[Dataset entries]

---------------

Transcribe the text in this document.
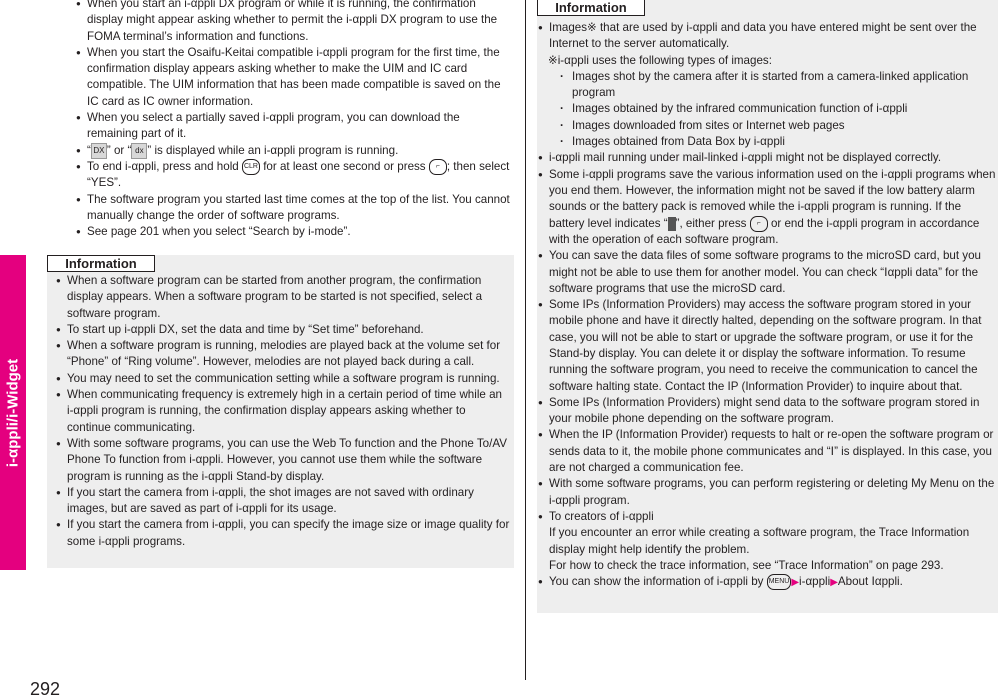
i-αppli/i-Widget
292

● When you start an i-αppli DX program or while it is running, the confirmation display might appear asking whether to permit the i-αppli DX program to use the FOMA terminal’s information and functions.

● When you start the Osaifu-Keitai compatible i-αppli program for the first time, the confirmation display appears asking whether to make the UIM and IC card compatible. The UIM information that has been made compatible is saved on the IC card as IC owner information.

● When you select a partially saved i-αppli program, you can download the remaining part of it.

● “ DX ” or “ dx ” is displayed while an i-αppli program is running.

● To end i-αppli, press and hold CLR for at least one second or press ⌐ ; then select “YES”.

● The software program you started last time comes at the top of the list. You cannot manually change the order of software programs.

● See page 201 when you select “Search by i-mode”.

Information

● When a software program can be started from another program, the confirmation display appears. When a software program to be started is not specified, select a software program.

● To start up i-αppli DX, set the data and time by “Set time” beforehand.

● When a software program is running, melodies are played back at the volume set for “Phone” of “Ring volume”. However, melodies are not played back during a call.

● You may need to set the communication setting while a software program is running.

● When communicating frequency is extremely high in a certain period of time while an i-αppli program is running, the confirmation display appears asking whether to continue communicating.

● With some software programs, you can use the Web To function and the Phone To/AV Phone To function from i-αppli. However, you cannot use them while the software program is running as the i-αppli Stand-by display.

● If you start the camera from i-αppli, the shot images are not saved with ordinary images, but are saved as part of i-αppli for its usage.

● If you start the camera from i-αppli, you can specify the image size or image quality for some i-αppli programs.

Information

● Images※ that are used by i-αppli and data you have entered might be sent over the Internet to the server automatically.

※i-αppli uses the following types of images:

· Images shot by the camera after it is started from a camera-linked application program

· Images obtained by the infrared communication function of i-αppli

· Images downloaded from sites or Internet web pages

· Images obtained from Data Box by i-αppli

● i-αppli mail running under mail-linked i-αppli might not be displayed correctly.

● Some i-αppli programs save the various information used on the i-αppli programs when you end them. However, the information might not be saved if the low battery alarm sounds or the battery pack is removed while the i-αppli program is running. If the battery level indicates “ ”, either press ⌐ or end the i-αppli program in accordance with the operation of each software program.

● You can save the data files of some software programs to the microSD card, but you might not be able to use them for another model. You can check “Ⅰαppli data” for the software programs that use the microSD card.

● Some IPs (Information Providers) may access the software program stored in your mobile phone and have it directly halted, depending on the software program. In that case, you will not be able to start or upgrade the software program, or use it for the Stand-by display. You can delete it or display the software information. To resume running the software program, you need to receive the communication to cancel the software halting state. Contact the IP (Information Provider) to inquire about that.

● Some IPs (Information Providers) might send data to the software program stored in your mobile phone depending on the software program.

● When the IP (Information Provider) requests to halt or re-open the software program or sends data to it, the mobile phone communicates and “Ⅰ” is displayed. In this case, you are not charged a communication fee.

● With some software programs, you can perform registering or deleting My Menu on the i-αppli program.

● To creators of i-αppli
If you encounter an error while creating a software program, the Trace Information display might help identify the problem.
For how to check the trace information, see “Trace Information” on page 293.

● You can show the information of i-αppli by MENU ▶i-αppli▶About Ⅰαppli.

---------------

Written request -> Copy out every line with the word "might".

In response ->
● When you start an i-αppli DX program or while it is running, the confirmation display might appear asking whether to permit the i-αppli DX program to use the FOMA terminal’s information and functions.
● Images※ that are used by i-αppli and data you have entered might be sent over the Internet to the server automatically.
● i-αppli mail running under mail-linked i-αppli might not be displayed correctly.
● Some i-αppli programs save the various information used on the i-αppli programs when you end them. However, the information might not be saved if the low battery alarm sounds or the battery pack is removed while the i-αppli program is running. If the battery level indicates “ ”, either press ⌐ or end the i-αppli program in accordance with the operation of each software program.
● You can save the data files of some software programs to the microSD card, but you might not be able to use them for another model. You can check “Ⅰαppli data” for the software programs that use the microSD card.
● Some IPs (Information Providers) might send data to the software program stored in your mobile phone depending on the software program.
If you encounter an error while creating a software program, the Trace Information display might help identify the problem.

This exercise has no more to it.